STATED EXERCISE |
Return the complete listing that follows, with each line reproduced exactly.

RECORDS FOR PROCESSING |
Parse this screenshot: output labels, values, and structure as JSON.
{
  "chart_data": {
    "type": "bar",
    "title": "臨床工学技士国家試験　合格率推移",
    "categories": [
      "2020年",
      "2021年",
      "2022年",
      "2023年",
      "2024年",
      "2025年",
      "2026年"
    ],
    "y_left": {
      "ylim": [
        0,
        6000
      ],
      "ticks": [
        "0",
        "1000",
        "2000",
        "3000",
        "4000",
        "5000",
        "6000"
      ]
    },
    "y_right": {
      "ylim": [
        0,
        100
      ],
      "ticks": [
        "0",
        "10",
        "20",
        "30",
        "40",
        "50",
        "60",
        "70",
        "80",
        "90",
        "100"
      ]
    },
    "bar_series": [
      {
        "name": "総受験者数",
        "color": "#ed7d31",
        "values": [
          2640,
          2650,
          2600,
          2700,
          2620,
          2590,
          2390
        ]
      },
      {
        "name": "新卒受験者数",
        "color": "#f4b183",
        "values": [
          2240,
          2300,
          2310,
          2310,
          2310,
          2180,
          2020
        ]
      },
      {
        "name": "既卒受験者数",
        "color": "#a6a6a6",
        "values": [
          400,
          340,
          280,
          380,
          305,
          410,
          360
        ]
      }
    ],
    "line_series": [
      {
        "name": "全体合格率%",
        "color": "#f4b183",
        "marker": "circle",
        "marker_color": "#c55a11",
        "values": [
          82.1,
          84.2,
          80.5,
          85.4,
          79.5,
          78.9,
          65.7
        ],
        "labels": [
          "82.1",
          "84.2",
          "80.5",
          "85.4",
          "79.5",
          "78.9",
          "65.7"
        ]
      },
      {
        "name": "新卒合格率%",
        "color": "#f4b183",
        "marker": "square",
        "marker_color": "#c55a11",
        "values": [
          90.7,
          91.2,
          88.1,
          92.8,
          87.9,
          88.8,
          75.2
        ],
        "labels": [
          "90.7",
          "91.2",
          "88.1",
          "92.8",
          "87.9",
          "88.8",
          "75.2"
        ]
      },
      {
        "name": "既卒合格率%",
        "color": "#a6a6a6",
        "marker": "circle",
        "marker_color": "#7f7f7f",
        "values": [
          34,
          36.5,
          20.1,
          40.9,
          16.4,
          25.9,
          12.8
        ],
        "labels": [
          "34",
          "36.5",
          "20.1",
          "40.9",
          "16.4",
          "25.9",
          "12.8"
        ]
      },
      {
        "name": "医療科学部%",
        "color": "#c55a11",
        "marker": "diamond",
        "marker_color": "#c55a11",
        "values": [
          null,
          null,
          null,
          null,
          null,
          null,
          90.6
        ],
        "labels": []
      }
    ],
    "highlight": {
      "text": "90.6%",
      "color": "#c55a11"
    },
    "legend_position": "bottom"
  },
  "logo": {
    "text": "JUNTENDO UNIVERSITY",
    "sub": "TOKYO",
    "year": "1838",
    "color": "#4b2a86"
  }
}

RESPONSE BELOW |
Parse this screenshot: output labels, values, and structure as JSON.
{
  "chart_data": {
    "type": "bar",
    "title": "臨床工学技士国家試験　合格率推移",
    "categories": [
      "2020年",
      "2021年",
      "2022年",
      "2023年",
      "2024年",
      "2025年",
      "2026年"
    ],
    "y_left": {
      "ylim": [
        0,
        6000
      ],
      "ticks": [
        "0",
        "1000",
        "2000",
        "3000",
        "4000",
        "5000",
        "6000"
      ]
    },
    "y_right": {
      "ylim": [
        0,
        100
      ],
      "ticks": [
        "0",
        "10",
        "20",
        "30",
        "40",
        "50",
        "60",
        "70",
        "80",
        "90",
        "100"
      ]
    },
    "bar_series": [
      {
        "name": "総受験者数",
        "color": "#ed7d31",
        "values": [
          2640,
          2650,
          2600,
          2700,
          2620,
          2590,
          2390
        ]
      },
      {
        "name": "新卒受験者数",
        "color": "#f4b183",
        "values": [
          2240,
          2300,
          2310,
          2310,
          2310,
          2180,
          2020
        ]
      },
      {
        "name": "既卒受験者数",
        "color": "#a6a6a6",
        "values": [
          400,
          340,
          280,
          380,
          305,
          410,
          360
        ]
      }
    ],
    "line_series": [
      {
        "name": "全体合格率%",
        "color": "#f4b183",
        "marker": "circle",
        "marker_color": "#c55a11",
        "values": [
          82.1,
          84.2,
          80.5,
          85.4,
          79.5,
          78.9,
          65.7
        ],
        "labels": [
          "82.1",
          "84.2",
          "80.5",
          "85.4",
          "79.5",
          "78.9",
          "65.7"
        ]
      },
      {
        "name": "新卒合格率%",
        "color": "#f4b183",
        "marker": "square",
        "marker_color": "#c55a11",
        "values": [
          90.7,
          91.2,
          88.1,
          92.8,
          87.9,
          88.8,
          75.2
        ],
        "labels": [
          "90.7",
          "91.2",
          "88.1",
          "92.8",
          "87.9",
          "88.8",
          "75.2"
        ]
      },
      {
        "name": "既卒合格率%",
        "color": "#a6a6a6",
        "marker": "circle",
        "marker_color": "#7f7f7f",
        "values": [
          34,
          36.5,
          20.1,
          40.9,
          16.4,
          25.9,
          12.8
        ],
        "labels": [
          "34",
          "36.5",
          "20.1",
          "40.9",
          "16.4",
          "25.9",
          "12.8"
        ]
      },
      {
        "name": "医療科学部%",
        "color": "#c55a11",
        "marker": "diamond",
        "marker_color": "#c55a11",
        "values": [
          null,
          null,
          null,
          null,
          null,
          null,
          90.6
        ],
        "labels": []
      }
    ],
    "highlight": {
      "text": "90.6%",
      "color": "#c55a11"
    },
    "legend_position": "bottom"
  },
  "logo": {
    "text": "JUNTENDO UNIVERSITY",
    "sub": "TOKYO",
    "year": "1838",
    "color": "#4b2a86"
  }
}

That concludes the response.